Data excerpts:
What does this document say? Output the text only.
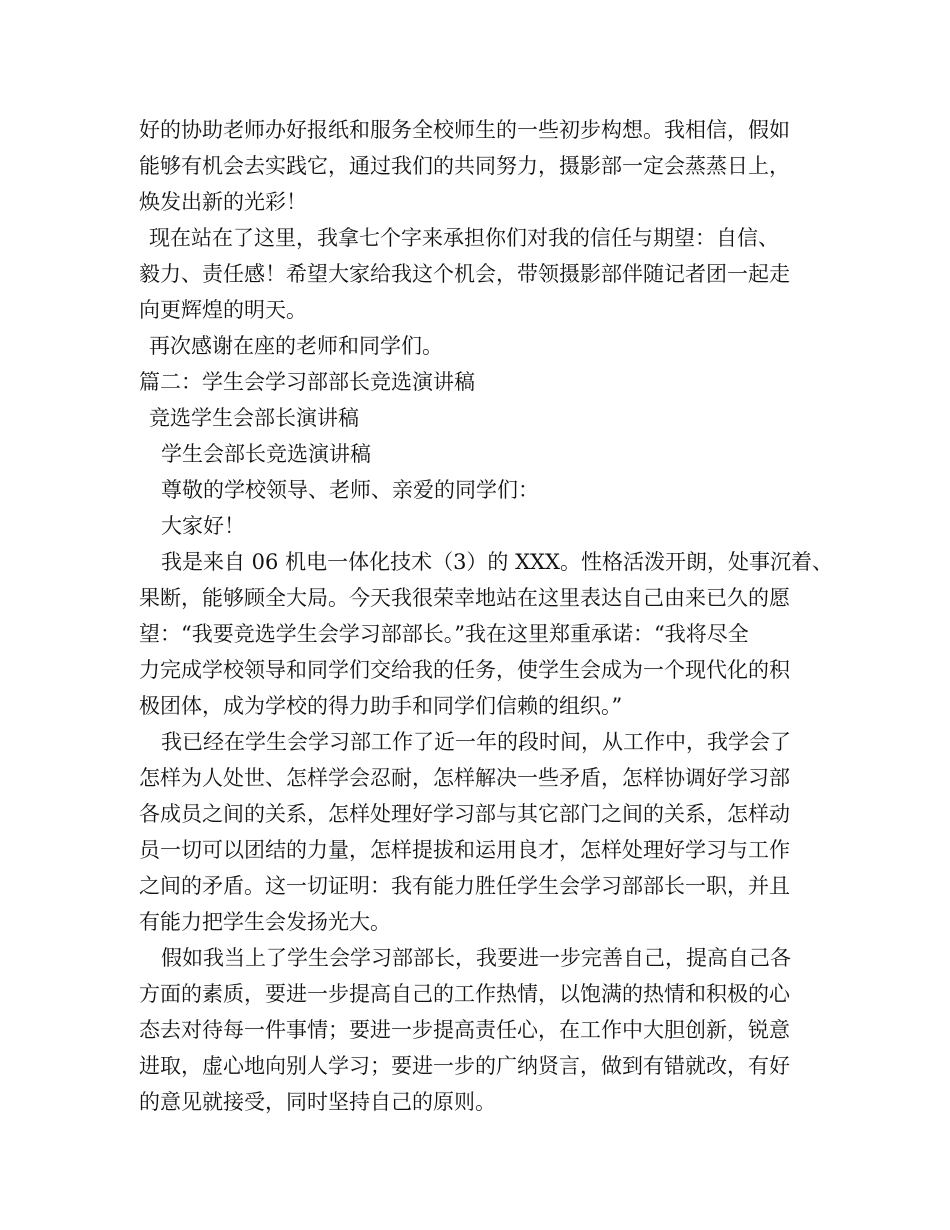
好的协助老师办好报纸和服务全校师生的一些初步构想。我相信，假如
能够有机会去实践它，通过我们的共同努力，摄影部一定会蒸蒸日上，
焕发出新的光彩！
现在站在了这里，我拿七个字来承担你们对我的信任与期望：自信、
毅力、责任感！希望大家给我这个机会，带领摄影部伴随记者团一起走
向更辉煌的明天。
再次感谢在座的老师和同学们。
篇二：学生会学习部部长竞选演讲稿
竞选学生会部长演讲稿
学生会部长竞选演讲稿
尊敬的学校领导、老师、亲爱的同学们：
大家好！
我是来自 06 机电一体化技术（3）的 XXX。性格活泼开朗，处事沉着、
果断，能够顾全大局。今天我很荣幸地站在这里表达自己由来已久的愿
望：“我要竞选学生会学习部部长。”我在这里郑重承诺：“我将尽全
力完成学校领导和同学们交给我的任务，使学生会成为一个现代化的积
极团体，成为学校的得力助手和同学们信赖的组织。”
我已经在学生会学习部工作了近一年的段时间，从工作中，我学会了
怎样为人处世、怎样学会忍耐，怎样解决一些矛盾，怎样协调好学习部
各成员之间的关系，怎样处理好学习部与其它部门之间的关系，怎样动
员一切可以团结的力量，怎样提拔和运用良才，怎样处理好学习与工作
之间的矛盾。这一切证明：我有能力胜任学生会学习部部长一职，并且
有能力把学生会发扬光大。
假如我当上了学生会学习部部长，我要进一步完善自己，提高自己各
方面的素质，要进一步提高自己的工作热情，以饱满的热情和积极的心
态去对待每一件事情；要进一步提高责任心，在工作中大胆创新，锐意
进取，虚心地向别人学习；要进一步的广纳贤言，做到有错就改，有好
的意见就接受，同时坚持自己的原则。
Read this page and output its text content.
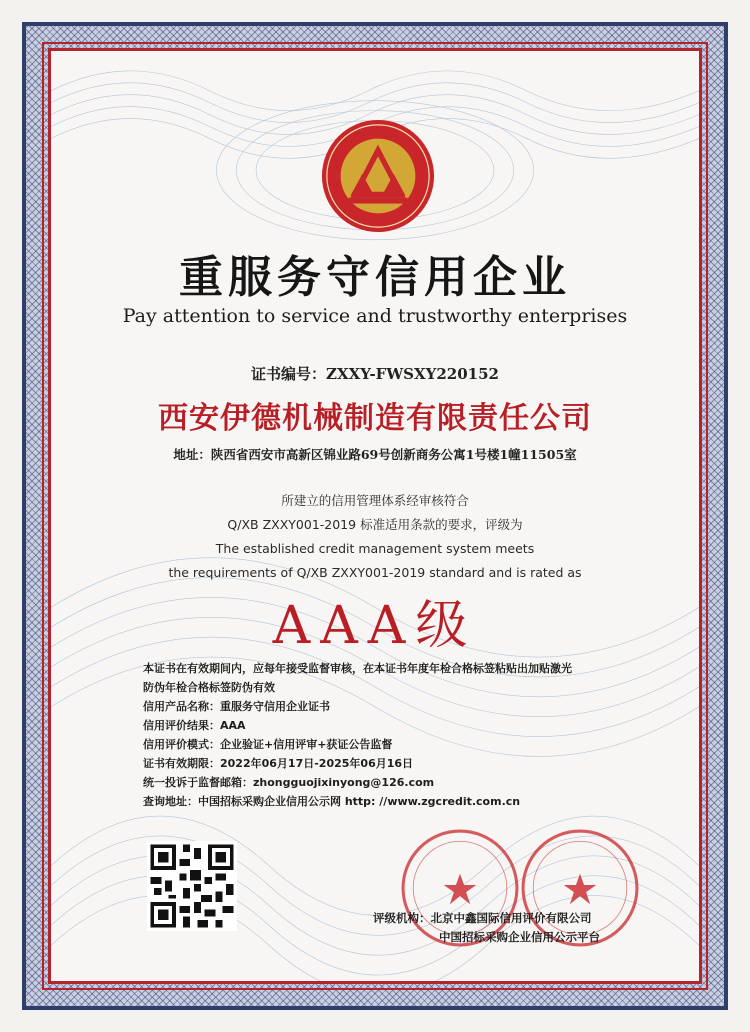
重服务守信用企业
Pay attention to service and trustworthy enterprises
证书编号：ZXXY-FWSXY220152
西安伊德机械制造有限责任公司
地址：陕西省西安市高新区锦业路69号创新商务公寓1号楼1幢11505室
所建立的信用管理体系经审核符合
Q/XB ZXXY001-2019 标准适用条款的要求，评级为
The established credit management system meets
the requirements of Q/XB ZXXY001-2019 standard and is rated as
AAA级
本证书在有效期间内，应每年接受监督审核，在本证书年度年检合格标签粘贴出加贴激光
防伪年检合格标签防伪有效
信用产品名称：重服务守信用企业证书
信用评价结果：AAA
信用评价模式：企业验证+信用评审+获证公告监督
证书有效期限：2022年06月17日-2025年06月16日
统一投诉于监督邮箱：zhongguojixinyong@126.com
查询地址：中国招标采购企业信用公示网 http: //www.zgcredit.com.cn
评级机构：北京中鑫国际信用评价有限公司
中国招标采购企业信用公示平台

DIRECTIVE — Show all lines from the listing above in which "text" appears.

THE RESPONSE —
What does this document say? Output the text only.
Read this page and output its text content.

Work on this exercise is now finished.